▸ Text extract
Consider removing deferred autosync

  • Build command buffers on-the-fly
    • Pass creation and submission done at the same time
    • No "retroactive" synchronization
  • Make autosync simpler
    • Don't try to be clever
    • if not efficient enough, provide escape hatches so that the application can handle sync manually
  • Keep frame numbers?

Remove deferred pass submission

Currently, work to be submitted to the GPU is split in "passes". Each pass declares its own set of read and/or write dependencies (memory dependencies). The sequence of passes thus defines a kind of "frame graph" (with the edges representing the resource dependencies between passes).

Passes are not submitted to the GPU immediately: instead they are collected in a frame object. This was done, originally, so that we have a "complete view" of the frame in order to do optimizations:

  1. optimize the placement of pipeline barriers and semaphore operations
  2. optimize resource layout transitions
  3. perform automatic resource memory aliasing of transient resources

However, this comes at a cost in terms of complexity, both in implementation and for the user of the API.

It has become clear that (1) and (2) can be done on-the-fly if we tolerate potentially suboptimal and/or redundant barriers (whether this affects performance is unknown). (3) has always been difficult. The current iteration of the transient allocation algorithm is largely untested and almost certainly has blind spots. It also forces us to delay the creation of VkBuffers/VkImages until the moment the frame is submitted, which is inconvenient for the user who might want a handle to a fully created resource immediately.

For these reasons, we propose to remove deferred pass submission from the API.

▸ Tasks and exercises
A: In the design note on deferred pass submission, what does the transient allocation algorithm force to be delayed, and until when?
B: Continue the design note on deferred pass submission from the point where it stops.

▸ Dataset extract

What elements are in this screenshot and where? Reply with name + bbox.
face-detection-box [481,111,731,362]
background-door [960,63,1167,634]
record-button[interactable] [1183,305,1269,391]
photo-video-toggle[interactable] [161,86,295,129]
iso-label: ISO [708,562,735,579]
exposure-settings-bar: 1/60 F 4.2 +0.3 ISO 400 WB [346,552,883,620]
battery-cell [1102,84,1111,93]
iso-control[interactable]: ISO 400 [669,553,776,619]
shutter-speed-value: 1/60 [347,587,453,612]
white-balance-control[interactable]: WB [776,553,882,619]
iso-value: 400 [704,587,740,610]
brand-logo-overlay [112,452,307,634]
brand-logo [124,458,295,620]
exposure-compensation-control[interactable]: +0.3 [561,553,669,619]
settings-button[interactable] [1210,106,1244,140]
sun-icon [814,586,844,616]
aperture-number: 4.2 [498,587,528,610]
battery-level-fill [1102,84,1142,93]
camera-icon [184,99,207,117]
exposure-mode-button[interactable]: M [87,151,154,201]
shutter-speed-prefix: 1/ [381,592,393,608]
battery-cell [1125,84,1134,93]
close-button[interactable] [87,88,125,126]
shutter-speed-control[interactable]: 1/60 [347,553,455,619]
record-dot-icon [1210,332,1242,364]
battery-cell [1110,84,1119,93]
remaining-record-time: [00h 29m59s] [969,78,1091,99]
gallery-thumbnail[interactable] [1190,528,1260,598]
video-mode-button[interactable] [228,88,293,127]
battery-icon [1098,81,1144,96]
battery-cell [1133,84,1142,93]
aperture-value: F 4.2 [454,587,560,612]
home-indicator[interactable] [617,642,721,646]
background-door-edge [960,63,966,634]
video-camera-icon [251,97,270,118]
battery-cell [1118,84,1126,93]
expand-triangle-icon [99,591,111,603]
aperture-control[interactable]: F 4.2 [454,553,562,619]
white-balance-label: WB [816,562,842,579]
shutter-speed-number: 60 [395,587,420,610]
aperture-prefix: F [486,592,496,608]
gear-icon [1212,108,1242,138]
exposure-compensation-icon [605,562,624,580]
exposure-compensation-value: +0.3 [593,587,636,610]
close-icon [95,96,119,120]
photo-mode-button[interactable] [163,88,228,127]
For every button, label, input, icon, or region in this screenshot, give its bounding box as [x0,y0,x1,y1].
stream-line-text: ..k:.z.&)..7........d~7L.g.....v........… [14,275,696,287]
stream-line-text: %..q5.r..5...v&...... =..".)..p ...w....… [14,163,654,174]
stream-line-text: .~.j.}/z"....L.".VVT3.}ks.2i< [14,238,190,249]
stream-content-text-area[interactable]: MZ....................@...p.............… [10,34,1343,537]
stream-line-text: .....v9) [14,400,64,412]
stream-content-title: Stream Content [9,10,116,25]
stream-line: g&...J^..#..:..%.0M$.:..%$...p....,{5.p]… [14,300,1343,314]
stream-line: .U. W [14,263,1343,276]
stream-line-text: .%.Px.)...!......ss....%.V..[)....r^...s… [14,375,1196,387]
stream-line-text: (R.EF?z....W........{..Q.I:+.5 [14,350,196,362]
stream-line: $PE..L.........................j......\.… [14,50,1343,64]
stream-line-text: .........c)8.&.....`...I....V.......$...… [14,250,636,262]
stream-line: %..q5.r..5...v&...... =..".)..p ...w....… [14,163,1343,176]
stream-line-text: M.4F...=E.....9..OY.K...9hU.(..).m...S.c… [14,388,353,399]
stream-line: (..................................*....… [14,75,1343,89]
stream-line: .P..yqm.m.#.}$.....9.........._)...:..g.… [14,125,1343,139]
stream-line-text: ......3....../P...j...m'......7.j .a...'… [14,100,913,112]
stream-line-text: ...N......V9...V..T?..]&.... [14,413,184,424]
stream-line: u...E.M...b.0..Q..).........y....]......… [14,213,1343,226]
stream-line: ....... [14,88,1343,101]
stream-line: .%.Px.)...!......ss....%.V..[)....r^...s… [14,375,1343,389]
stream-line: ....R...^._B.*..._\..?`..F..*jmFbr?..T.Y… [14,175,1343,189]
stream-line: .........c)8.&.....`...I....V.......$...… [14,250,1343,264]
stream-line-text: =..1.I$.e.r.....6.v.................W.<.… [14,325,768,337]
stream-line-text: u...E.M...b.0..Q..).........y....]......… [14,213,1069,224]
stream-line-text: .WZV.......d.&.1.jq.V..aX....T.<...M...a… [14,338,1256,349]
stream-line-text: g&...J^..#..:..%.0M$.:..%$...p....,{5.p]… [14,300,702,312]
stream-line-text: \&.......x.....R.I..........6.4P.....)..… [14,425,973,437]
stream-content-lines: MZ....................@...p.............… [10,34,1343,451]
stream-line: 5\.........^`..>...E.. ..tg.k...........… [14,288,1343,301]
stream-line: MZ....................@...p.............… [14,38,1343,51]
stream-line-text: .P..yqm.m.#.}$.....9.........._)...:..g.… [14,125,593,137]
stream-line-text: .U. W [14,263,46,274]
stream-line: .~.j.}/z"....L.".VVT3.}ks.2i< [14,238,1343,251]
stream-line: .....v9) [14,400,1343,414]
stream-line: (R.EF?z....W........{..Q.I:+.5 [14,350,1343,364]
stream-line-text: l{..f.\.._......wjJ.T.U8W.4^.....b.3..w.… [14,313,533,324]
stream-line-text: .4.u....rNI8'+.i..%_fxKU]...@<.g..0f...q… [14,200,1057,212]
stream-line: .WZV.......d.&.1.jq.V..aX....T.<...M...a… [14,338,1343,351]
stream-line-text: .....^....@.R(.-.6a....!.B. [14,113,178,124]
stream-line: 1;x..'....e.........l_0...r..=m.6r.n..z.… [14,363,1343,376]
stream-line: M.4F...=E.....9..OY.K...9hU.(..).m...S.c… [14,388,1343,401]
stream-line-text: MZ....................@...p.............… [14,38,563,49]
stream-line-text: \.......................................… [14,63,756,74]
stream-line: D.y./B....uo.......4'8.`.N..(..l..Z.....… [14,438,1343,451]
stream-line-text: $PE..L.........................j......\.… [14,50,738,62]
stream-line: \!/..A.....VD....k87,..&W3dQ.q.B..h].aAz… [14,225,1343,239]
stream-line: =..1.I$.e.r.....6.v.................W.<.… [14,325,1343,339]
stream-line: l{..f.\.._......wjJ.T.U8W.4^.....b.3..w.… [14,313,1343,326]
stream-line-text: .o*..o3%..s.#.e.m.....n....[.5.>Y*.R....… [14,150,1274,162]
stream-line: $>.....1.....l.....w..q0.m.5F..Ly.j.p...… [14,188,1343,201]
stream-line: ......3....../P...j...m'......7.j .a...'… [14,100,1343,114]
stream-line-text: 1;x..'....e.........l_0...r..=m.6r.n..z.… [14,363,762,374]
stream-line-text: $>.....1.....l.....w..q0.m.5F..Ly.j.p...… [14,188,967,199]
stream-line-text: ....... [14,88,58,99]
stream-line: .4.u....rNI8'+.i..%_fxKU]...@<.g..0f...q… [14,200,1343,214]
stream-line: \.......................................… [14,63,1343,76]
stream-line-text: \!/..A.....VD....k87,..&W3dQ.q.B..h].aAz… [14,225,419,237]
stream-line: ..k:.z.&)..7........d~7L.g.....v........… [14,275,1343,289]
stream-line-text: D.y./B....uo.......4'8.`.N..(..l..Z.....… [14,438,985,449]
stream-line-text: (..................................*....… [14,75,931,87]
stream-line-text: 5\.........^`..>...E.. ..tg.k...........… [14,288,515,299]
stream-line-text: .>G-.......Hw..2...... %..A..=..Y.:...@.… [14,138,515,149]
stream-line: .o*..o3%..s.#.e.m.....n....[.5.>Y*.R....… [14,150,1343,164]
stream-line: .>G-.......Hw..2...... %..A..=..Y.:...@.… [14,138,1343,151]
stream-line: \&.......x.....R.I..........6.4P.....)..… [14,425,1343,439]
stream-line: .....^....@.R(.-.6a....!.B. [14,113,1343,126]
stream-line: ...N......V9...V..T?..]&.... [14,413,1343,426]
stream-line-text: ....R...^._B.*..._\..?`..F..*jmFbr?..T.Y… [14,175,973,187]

▸ Expected responses
A: It forces the creation of VkBuffers/VkImages to be delayed until the moment the frame is submitted.

B:
Instead, expose "virtual queues" to the user. The user pushes work to those queues and the library figures out when to

  • insert pipeline and/or memory barriers,
  • signal semaphores,
  • or finish the current command buffer and start a new one. Between work items, the user should push "resource barriers", which indicate in which states the resources should be for the next work item. This is the equivalent of the image and buffer dependencies (add_image_dependency, etc.) of passes.

The library tracks the current state of all resources and figures out which barriers to insert.

Graal V2 API

Issue: Except for other than images & buffers, we don't track on which queues objects are used. In order to reclaim them, we need to signal the timeline on every queue that might use it, even if the queue is otherwise unused.

"Solution": move deferred object destruction to queues

Module org, again

From the user POV: no module hierarchy.

Internally:

  • device contains most of the things resource IDs, and RAII wrappers, Buffer and Image, plus typed wrappers.
  • device contains Device, create_device_and_queue

Can we avoid waiting on multiple frames?

If a resource is used on multiple queues, require the user to synchronize with all queues before deleting the resource

Middle-layer

  • RAII resource wrappers

  • blit image

  • mipmap generation

  • descriptor shit

  • typed buffers

  • vertex formats

  • uniforms! macro

  • rendering

  • clear color / depth

  • draw layers:

    • loop 1: bind pipeline
      • loop 2: bind uniforms
        • loop 3: draw calls

Use VK_KHR_dynamic_rendering and VK_EXT_descriptor_buffer. Possibly VK_KHR_push_descriptor so that we don't have to manage the memory for descriptors at all.

Use a ref to Queue to submit work. Issue: RAII deletion of resources needs backref to owner Queue, but Queue is not shareable.

Solution:

  • set a flag in the resource tracker and have queues scan all resources on end_frame to recycle all discarded resources.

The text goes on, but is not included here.